TASK STATEMENT:
Exactly repeat all the records below, omitting the images they hold.
## Start EXERCISE MATERIAL
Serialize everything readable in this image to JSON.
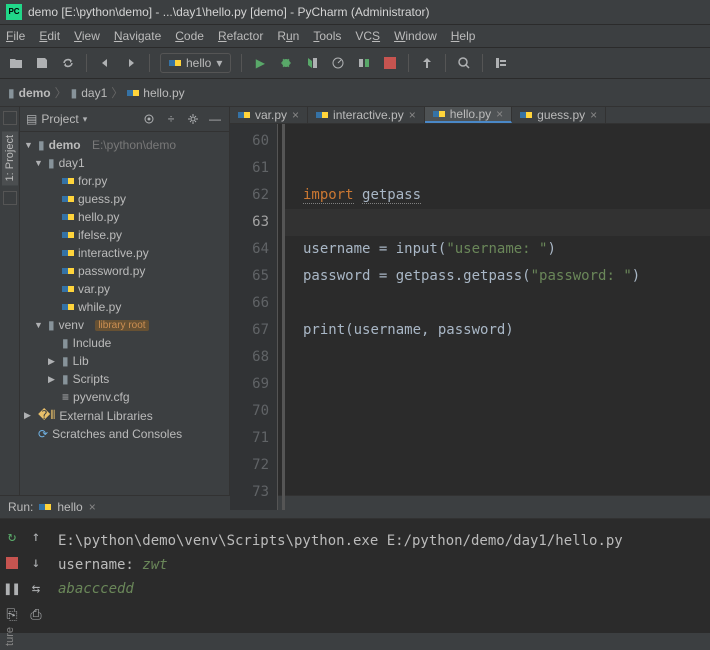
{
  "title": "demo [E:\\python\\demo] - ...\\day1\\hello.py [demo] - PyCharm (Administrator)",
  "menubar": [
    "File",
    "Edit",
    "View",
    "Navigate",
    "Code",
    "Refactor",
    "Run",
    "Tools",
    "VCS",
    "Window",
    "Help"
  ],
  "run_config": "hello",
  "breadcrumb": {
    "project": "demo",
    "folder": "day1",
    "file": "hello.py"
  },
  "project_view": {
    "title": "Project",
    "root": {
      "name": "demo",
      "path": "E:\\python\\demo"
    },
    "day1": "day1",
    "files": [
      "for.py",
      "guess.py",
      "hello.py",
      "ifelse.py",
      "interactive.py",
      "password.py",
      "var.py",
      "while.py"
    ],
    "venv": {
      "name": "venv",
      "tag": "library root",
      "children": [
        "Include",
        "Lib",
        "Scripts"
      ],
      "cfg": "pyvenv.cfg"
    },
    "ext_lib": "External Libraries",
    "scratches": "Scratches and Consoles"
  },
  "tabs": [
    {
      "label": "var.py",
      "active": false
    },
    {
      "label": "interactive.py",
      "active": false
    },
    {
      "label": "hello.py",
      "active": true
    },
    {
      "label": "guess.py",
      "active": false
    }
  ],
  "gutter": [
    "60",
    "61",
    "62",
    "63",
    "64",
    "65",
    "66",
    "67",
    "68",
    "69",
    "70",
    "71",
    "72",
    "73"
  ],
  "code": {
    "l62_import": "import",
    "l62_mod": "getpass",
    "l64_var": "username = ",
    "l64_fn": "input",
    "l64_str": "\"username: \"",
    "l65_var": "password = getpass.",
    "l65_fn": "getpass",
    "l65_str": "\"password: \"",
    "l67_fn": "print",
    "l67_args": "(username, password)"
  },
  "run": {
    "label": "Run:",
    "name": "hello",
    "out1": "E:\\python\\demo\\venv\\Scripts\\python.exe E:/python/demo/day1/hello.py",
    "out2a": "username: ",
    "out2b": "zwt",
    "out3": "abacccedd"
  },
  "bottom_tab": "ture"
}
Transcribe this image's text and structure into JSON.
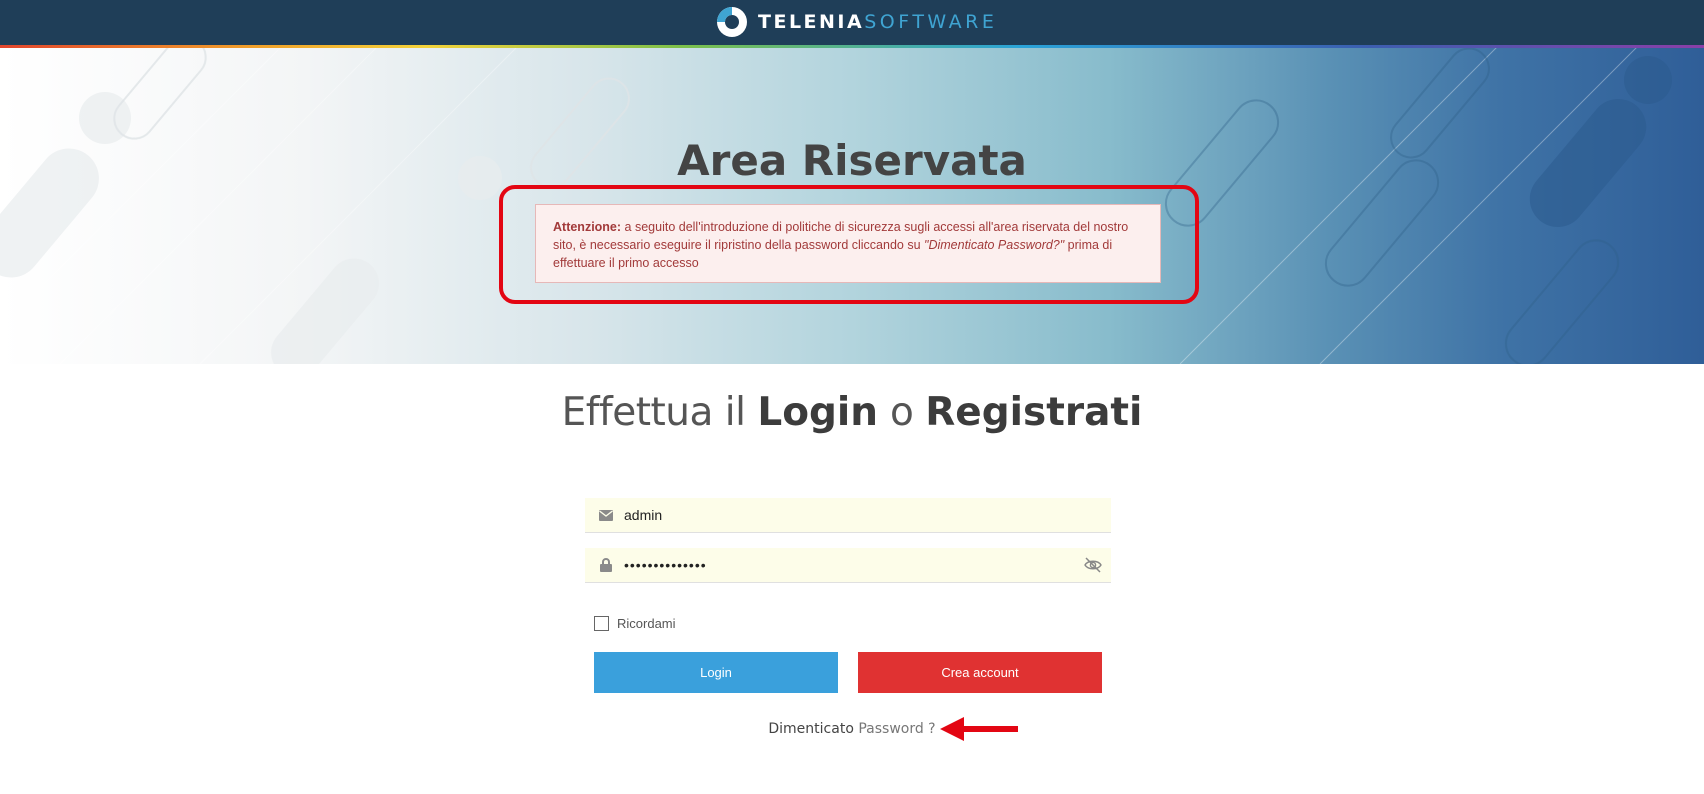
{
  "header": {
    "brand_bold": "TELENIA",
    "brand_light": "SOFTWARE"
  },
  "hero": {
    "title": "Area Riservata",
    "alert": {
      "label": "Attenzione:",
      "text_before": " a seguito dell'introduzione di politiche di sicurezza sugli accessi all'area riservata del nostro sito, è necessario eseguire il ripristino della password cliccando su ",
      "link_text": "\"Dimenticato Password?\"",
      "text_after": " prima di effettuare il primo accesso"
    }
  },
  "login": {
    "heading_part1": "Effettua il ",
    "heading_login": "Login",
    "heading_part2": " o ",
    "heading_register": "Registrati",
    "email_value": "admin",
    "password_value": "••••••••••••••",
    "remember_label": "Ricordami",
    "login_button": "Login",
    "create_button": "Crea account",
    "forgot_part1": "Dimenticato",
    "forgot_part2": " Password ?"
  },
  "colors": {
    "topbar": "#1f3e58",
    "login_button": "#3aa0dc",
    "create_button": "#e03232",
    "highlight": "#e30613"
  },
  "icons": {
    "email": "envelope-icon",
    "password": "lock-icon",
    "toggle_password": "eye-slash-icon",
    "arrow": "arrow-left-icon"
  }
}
## End EXERCISE MATERIAL
WRITTEN REPLY:
Serialize everything readable in this image to JSON.
{
  "title": "demo [E:\\python\\demo] - ...\\day1\\hello.py [demo] - PyCharm (Administrator)",
  "menubar": [
    "File",
    "Edit",
    "View",
    "Navigate",
    "Code",
    "Refactor",
    "Run",
    "Tools",
    "VCS",
    "Window",
    "Help"
  ],
  "run_config": "hello",
  "breadcrumb": {
    "project": "demo",
    "folder": "day1",
    "file": "hello.py"
  },
  "project_view": {
    "title": "Project",
    "root": {
      "name": "demo",
      "path": "E:\\python\\demo"
    },
    "day1": "day1",
    "files": [
      "for.py",
      "guess.py",
      "hello.py",
      "ifelse.py",
      "interactive.py",
      "password.py",
      "var.py",
      "while.py"
    ],
    "venv": {
      "name": "venv",
      "tag": "library root",
      "children": [
        "Include",
        "Lib",
        "Scripts"
      ],
      "cfg": "pyvenv.cfg"
    },
    "ext_lib": "External Libraries",
    "scratches": "Scratches and Consoles"
  },
  "tabs": [
    {
      "label": "var.py",
      "active": false
    },
    {
      "label": "interactive.py",
      "active": false
    },
    {
      "label": "hello.py",
      "active": true
    },
    {
      "label": "guess.py",
      "active": false
    }
  ],
  "gutter": [
    "60",
    "61",
    "62",
    "63",
    "64",
    "65",
    "66",
    "67",
    "68",
    "69",
    "70",
    "71",
    "72",
    "73"
  ],
  "code": {
    "l62_import": "import",
    "l62_mod": "getpass",
    "l64_var": "username = ",
    "l64_fn": "input",
    "l64_str": "\"username: \"",
    "l65_var": "password = getpass.",
    "l65_fn": "getpass",
    "l65_str": "\"password: \"",
    "l67_fn": "print",
    "l67_args": "(username, password)"
  },
  "run": {
    "label": "Run:",
    "name": "hello",
    "out1": "E:\\python\\demo\\venv\\Scripts\\python.exe E:/python/demo/day1/hello.py",
    "out2a": "username: ",
    "out2b": "zwt",
    "out3": "abacccedd"
  },
  "bottom_tab": "ture"
}
Transcribe this image's text and structure into JSON.
{
  "header": {
    "brand_bold": "TELENIA",
    "brand_light": "SOFTWARE"
  },
  "hero": {
    "title": "Area Riservata",
    "alert": {
      "label": "Attenzione:",
      "text_before": " a seguito dell'introduzione di politiche di sicurezza sugli accessi all'area riservata del nostro sito, è necessario eseguire il ripristino della password cliccando su ",
      "link_text": "\"Dimenticato Password?\"",
      "text_after": " prima di effettuare il primo accesso"
    }
  },
  "login": {
    "heading_part1": "Effettua il ",
    "heading_login": "Login",
    "heading_part2": " o ",
    "heading_register": "Registrati",
    "email_value": "admin",
    "password_value": "••••••••••••••",
    "remember_label": "Ricordami",
    "login_button": "Login",
    "create_button": "Crea account",
    "forgot_part1": "Dimenticato",
    "forgot_part2": " Password ?"
  },
  "colors": {
    "topbar": "#1f3e58",
    "login_button": "#3aa0dc",
    "create_button": "#e03232",
    "highlight": "#e30613"
  },
  "icons": {
    "email": "envelope-icon",
    "password": "lock-icon",
    "toggle_password": "eye-slash-icon",
    "arrow": "arrow-left-icon"
  }
}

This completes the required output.